PROBLEM DESCRIPTION: Copy out all lines with the word "color" in them.

DATA PROVIDED:
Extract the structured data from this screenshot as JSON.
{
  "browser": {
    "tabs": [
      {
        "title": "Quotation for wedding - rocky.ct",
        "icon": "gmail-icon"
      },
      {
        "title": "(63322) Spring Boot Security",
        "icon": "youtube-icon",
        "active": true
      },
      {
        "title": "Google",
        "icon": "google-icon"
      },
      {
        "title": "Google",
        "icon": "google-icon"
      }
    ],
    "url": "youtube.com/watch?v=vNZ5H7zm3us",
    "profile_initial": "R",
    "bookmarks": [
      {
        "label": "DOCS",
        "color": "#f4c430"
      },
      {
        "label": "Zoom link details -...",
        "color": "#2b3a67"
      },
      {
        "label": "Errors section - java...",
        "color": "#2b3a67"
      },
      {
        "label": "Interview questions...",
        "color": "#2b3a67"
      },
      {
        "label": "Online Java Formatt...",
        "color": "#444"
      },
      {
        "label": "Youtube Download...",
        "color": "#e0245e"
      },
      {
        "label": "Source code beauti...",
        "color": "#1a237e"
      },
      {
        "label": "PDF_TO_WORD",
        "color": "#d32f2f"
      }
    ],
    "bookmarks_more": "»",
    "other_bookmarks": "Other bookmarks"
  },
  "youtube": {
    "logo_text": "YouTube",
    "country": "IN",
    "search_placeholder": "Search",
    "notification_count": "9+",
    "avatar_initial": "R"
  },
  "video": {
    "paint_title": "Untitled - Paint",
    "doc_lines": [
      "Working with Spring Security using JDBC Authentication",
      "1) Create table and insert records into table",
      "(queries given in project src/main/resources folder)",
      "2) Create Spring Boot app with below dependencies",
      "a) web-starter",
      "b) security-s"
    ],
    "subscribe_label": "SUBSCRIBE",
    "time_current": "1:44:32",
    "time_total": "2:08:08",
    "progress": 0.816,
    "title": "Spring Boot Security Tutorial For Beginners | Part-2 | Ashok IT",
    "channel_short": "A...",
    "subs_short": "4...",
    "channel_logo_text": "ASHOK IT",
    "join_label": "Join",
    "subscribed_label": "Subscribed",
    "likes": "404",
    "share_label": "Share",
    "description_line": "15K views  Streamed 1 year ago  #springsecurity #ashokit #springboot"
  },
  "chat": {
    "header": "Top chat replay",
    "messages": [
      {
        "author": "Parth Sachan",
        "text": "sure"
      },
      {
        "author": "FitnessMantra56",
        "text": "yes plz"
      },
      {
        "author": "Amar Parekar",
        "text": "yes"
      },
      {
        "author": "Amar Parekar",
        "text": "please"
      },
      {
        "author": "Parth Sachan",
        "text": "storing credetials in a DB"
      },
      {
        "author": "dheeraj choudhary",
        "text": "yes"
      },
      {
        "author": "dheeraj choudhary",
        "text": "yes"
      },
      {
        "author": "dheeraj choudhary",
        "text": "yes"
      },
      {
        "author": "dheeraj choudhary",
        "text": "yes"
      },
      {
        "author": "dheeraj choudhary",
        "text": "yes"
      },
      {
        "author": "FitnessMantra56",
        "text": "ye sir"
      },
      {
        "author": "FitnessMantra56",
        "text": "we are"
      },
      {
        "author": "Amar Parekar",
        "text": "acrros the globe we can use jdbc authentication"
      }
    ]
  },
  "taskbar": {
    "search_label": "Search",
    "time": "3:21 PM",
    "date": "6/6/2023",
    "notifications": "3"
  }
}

THE RESULT:
        "color": "#f4c430"
        "color": "#2b3a67"
        "color": "#2b3a67"
        "color": "#2b3a67"
        "color": "#444"
        "color": "#e0245e"
        "color": "#1a237e"
        "color": "#d32f2f"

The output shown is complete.